WRITTEN TASK. Show all lines from the data that include the word "Height".
*** RECORD SET ***
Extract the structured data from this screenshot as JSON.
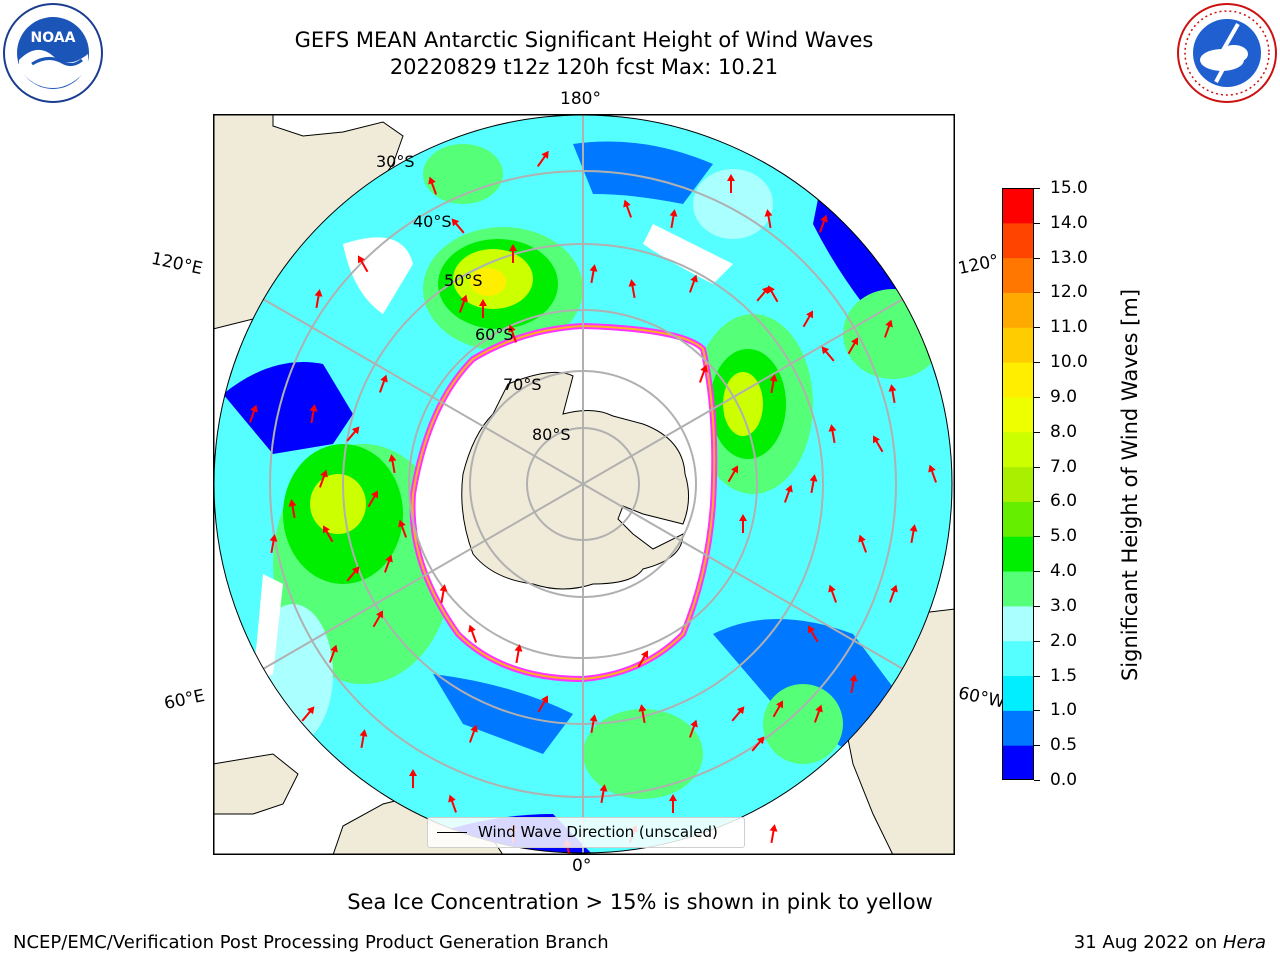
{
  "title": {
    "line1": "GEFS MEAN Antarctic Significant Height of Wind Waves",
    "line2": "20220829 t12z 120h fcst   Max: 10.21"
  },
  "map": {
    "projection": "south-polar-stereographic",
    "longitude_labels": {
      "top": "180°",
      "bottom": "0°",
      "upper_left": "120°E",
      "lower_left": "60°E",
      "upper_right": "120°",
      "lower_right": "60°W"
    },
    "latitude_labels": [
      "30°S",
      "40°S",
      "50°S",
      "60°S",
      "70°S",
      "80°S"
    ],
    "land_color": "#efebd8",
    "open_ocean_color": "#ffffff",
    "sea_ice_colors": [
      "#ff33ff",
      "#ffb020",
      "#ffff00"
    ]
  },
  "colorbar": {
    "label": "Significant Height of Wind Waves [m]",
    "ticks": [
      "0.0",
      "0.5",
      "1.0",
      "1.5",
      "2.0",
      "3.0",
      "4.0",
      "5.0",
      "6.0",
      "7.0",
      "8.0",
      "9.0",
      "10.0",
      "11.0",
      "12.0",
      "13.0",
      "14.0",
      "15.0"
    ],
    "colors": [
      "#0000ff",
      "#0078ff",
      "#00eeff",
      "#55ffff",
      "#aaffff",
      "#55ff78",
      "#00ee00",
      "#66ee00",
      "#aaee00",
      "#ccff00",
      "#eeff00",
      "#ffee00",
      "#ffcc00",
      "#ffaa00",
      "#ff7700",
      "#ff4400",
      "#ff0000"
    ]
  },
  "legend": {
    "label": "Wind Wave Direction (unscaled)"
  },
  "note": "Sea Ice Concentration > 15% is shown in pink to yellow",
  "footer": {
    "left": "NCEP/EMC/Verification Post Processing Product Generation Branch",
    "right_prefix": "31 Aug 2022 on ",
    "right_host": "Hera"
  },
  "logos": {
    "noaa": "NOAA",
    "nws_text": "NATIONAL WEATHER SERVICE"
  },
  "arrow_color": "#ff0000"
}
***
*** RECORD SET ***
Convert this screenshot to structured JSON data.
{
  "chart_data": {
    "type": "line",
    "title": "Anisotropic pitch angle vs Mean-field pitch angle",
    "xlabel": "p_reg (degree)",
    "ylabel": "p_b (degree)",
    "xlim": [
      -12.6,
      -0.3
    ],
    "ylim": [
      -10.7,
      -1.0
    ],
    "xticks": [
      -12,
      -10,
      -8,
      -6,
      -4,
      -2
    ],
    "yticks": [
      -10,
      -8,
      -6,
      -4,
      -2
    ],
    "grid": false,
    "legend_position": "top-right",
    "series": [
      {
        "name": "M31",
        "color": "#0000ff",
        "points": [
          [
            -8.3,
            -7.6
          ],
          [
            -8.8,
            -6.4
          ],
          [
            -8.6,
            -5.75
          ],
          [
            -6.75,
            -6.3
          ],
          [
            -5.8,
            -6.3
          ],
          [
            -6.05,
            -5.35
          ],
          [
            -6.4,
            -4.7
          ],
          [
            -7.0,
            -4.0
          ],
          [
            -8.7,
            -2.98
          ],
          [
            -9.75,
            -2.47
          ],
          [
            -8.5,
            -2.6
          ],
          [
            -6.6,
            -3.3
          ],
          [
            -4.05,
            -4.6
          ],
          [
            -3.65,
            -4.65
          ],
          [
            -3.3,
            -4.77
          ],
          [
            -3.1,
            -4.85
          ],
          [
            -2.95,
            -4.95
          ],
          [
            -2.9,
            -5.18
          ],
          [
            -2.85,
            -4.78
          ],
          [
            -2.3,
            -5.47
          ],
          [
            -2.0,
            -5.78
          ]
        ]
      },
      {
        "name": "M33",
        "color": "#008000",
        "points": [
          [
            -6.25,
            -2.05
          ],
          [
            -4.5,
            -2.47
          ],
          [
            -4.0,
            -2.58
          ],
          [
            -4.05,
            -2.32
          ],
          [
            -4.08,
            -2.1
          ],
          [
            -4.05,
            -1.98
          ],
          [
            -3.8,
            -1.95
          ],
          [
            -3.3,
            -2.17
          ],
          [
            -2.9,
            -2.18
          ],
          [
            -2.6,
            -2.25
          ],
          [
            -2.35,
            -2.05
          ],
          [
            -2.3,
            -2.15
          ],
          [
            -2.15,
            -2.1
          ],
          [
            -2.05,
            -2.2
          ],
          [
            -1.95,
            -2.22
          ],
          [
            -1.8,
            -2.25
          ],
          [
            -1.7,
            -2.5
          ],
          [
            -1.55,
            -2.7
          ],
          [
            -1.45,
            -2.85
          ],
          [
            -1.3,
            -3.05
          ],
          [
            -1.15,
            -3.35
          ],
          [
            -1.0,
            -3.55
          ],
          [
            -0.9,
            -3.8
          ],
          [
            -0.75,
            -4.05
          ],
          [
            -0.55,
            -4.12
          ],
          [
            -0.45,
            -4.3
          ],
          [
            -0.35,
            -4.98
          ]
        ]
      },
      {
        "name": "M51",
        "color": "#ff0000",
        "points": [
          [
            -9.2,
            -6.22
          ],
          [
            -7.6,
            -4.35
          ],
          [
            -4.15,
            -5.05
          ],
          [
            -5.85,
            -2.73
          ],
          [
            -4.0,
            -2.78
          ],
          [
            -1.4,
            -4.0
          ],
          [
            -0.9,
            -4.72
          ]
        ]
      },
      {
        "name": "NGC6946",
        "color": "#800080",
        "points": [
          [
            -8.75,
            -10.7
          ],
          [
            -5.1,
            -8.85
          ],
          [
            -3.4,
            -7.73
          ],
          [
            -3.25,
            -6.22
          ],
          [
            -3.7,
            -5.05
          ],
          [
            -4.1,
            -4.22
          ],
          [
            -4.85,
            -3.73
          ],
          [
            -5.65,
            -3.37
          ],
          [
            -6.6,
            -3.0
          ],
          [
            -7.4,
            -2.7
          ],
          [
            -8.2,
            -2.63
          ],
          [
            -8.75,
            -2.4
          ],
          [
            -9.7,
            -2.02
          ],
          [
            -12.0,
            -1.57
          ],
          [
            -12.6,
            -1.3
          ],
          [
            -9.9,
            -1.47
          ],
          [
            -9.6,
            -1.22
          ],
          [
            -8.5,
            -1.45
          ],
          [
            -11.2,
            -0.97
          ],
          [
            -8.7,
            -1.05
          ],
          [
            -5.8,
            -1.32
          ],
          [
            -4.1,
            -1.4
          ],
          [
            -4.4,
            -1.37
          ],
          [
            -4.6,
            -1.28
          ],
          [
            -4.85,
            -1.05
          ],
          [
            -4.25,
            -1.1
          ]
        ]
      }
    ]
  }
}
***
RESULT.
    "line1": "GEFS MEAN Antarctic Significant Height of Wind Waves",
    "label": "Significant Height of Wind Waves [m]",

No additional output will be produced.